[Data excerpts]
══════════════════════════════

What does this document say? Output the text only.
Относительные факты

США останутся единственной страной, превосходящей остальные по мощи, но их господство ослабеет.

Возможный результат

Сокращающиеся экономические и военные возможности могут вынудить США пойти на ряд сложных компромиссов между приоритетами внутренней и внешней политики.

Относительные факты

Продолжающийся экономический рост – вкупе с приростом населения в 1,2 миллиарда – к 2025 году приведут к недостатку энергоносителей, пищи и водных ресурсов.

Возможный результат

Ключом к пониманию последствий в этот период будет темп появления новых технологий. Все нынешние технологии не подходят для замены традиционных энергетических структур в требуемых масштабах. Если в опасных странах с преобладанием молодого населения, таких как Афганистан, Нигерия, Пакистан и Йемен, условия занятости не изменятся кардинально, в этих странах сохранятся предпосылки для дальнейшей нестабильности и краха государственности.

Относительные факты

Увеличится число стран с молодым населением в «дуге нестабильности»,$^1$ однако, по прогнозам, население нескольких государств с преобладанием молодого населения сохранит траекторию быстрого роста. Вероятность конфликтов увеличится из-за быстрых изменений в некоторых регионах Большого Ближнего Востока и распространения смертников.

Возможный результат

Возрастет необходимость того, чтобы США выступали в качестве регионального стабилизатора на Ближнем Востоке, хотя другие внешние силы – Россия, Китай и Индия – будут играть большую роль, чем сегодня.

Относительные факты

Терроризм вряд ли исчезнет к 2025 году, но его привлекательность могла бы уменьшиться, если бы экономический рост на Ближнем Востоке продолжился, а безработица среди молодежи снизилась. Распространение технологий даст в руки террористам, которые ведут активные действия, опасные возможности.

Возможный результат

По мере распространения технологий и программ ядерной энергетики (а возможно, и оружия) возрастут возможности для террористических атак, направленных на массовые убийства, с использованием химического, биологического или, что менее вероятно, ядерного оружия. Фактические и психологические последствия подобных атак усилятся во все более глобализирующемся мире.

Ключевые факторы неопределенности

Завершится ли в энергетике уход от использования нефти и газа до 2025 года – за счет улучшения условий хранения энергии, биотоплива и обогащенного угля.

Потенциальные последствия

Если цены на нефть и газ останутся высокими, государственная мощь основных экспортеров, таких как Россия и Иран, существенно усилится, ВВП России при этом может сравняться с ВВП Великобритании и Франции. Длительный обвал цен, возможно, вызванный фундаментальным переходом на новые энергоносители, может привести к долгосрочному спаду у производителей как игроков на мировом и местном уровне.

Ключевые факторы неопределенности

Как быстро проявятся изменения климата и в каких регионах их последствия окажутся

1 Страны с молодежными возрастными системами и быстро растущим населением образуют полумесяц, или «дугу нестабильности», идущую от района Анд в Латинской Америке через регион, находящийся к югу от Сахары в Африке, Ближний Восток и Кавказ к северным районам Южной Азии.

══════════════════════════════

• What needs to be done
Select from the material above each line in which the string "Россия" appears, and list those lines.

• Correct response
Возрастет необходимость того, чтобы США выступали в качестве регионального стабилизатора на Ближнем Востоке, хотя другие внешние силы – Россия, Китай и Индия – будут играть большую роль, чем сегодня.
Если цены на нефть и газ останутся высокими, государственная мощь основных экспортеров, таких как Россия и Иран, существенно усилится, ВВП России при этом может сравняться с ВВП Великобритании и Франции. Длительный обвал цен, возможно, вызванный фундаментальным переходом на новые энергоносители, может привести к долгосрочному спаду у производителей как игроков на мировом и местном уровне.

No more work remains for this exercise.